A Nextflow wrapper for RepeatModeler2.
Dependencies:
- Singularity , (typically has to be installed by an admin / system administrator)
- Miniconda , (can be installed by a user, see https://docs.conda.io/en/latest/miniconda.html)
- Nextflow , (once you have conda installed:
conda install -y nextflow
)
If you have set the --genome
parameter, and have access to Miniconda & Singularity, this pipeline should 'just work' and automatically pull the necessary RepeatModeler developer provided Docker containers, and install other software via conda.
See here for more background on the dfam/tetools container: https://github.com/Dfam-consortium/TETools
git clone https://github.com/photocyte/repeatModeler2_nf.git
#After manually git cloning' the nextflow main.nf & nextflow.config into your working directory
nextflow run main.nf -resume -profile singularity --cpuNum 10 --genome examples/U00096.3.fasta
##-profile docker is also possible
or
#Letting nextflow manage the git cloning
nextflow pull https://github.com/photocyte/repeatModeler2_nf
nextflow run repeatModeler2_nf -latest -resume -profile singularity --cpuNum 10 --genome examples/U00096.3.fasta
##-profile docker is also possible
By default, the workflow runs locally. If you'd instead prefer Nextflow to submit the processes/jobs to a high-performance-computing (HPC) cluster, edit the first line of nextflow.config
, to specify your desired cluster type. See https://www.nextflow.io/docs/latest/executor.html for more details. I.e., for running on a PBS cluster change:
params.executor = "local"

§

▸ PROMPT 1: How would you translate this sentence from the RepeatModeler2 wrapper instructions into Spanish: "By default, the workflow runs locally."
▸ PROMPT 2: Can you reproduce the RepeatModeler2 wrapper instructions word for word, everything from "- Miniconda , (can" down to "software via conda."?
▸ PROMPT 3: How would the RepeatModeler2 wrapper instructions go on after their last line? Write the next part.

[Page layout parsing data]

§

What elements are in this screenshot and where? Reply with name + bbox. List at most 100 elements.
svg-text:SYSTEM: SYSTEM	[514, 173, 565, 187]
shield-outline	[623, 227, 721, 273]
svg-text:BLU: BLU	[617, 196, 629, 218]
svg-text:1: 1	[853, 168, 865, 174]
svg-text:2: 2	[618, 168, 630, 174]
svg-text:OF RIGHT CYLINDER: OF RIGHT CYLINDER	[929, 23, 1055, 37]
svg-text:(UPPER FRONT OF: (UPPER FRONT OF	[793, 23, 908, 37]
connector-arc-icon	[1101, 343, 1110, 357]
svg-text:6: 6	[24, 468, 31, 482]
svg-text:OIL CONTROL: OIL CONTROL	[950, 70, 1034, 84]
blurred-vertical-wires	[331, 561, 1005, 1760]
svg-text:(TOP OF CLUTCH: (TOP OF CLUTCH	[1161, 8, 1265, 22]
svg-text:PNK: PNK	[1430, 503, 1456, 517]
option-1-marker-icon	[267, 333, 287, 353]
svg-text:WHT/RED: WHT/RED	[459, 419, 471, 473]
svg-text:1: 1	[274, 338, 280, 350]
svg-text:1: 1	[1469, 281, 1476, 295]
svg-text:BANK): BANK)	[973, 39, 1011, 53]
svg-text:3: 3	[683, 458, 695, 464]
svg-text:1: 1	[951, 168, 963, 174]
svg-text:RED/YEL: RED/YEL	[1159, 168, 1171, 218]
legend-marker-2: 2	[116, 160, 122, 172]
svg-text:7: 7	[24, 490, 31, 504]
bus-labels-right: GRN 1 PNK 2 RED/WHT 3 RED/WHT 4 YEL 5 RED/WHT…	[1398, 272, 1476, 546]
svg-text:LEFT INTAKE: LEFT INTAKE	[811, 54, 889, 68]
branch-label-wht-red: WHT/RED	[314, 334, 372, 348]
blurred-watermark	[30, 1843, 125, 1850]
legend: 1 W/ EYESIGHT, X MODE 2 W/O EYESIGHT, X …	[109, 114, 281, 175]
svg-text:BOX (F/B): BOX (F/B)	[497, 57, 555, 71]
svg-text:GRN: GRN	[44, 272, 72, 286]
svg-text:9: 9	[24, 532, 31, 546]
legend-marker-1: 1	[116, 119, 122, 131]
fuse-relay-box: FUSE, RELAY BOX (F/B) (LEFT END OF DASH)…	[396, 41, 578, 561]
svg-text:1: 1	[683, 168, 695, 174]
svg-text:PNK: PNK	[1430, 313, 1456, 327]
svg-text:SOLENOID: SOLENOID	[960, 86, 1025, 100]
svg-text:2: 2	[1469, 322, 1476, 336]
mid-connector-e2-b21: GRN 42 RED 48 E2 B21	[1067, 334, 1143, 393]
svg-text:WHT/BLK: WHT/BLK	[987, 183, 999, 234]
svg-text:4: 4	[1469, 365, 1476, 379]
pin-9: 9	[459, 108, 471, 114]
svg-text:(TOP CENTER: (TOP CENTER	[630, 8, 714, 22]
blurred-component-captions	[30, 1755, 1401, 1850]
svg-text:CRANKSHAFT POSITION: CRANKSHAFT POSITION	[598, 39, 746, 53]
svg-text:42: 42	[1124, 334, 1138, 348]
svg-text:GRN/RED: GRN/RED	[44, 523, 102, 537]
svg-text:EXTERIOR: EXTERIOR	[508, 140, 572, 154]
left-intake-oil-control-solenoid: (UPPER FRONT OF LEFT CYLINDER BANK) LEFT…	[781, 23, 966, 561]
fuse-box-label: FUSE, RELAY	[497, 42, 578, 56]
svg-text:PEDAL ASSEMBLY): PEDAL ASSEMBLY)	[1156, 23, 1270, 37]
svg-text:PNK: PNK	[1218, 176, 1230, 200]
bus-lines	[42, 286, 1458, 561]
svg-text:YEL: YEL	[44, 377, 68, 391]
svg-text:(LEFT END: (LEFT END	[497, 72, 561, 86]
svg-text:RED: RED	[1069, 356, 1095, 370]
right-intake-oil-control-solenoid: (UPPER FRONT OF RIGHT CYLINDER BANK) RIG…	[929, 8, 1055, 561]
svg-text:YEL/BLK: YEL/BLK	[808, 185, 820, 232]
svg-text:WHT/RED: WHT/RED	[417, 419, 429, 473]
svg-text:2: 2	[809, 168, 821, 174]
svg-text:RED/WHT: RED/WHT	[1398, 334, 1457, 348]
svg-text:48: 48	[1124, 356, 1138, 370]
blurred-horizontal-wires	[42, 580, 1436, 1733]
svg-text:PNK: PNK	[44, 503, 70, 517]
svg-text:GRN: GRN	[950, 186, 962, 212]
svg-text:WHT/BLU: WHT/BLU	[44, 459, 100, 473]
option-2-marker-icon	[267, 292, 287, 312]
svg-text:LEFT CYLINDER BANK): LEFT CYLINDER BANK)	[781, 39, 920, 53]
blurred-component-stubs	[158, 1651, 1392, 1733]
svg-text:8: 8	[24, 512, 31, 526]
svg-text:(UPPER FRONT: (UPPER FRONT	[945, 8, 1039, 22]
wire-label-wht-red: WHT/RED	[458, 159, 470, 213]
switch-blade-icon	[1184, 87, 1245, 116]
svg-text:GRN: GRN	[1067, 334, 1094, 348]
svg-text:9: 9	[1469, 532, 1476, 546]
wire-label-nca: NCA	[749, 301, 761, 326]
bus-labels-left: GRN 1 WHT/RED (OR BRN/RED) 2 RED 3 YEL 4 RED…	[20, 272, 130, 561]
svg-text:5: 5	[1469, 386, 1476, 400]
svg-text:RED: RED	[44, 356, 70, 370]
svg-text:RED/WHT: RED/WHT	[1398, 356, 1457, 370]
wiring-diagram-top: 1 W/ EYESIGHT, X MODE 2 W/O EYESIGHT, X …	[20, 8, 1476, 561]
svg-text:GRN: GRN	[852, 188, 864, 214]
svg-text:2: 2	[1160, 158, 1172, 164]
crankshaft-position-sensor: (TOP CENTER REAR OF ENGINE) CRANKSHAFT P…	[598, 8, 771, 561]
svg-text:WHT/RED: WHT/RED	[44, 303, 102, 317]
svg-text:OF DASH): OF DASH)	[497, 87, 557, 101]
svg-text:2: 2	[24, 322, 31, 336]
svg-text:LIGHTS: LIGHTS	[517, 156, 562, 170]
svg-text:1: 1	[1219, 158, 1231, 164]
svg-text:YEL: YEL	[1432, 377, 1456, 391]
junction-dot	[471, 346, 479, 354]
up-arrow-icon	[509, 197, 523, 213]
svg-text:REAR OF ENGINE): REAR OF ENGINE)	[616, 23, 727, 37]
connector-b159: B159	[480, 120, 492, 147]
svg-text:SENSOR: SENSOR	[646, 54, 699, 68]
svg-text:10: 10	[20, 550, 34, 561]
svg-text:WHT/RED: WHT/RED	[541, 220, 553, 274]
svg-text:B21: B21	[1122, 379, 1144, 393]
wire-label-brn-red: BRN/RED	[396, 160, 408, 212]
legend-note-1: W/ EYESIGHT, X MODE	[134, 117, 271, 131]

§

▸ EXERCISE RESPONSE 1: De forma predeterminada, el flujo de trabajo se ejecuta localmente.

▸ EXERCISE RESPONSE 2:
- Miniconda , (can be installed by a user, see https://docs.conda.io/en/latest/miniconda.html)
- Nextflow , (once you have conda installed:
conda install -y nextflow
)
If you have set the --genome
parameter, and have access to Miniconda & Singularity, this pipeline should 'just work' and automatically pull the necessary RepeatModeler developer provided Docker containers, and install other software via conda.

▸ EXERCISE RESPONSE 3:
to params.executor = "pbs"
Look in ./results
once the pipeline is complete
Flynn JM, Hubley R, Goubert C, Rosen J, Clark AG, Feschotte C, Smit AF. 2020. RepeatModeler2 for automated genomic discovery of transposable element families. PNAS. doi:10.1073/pnas.1921046117
(Note, DAG rendering is a little broken currently)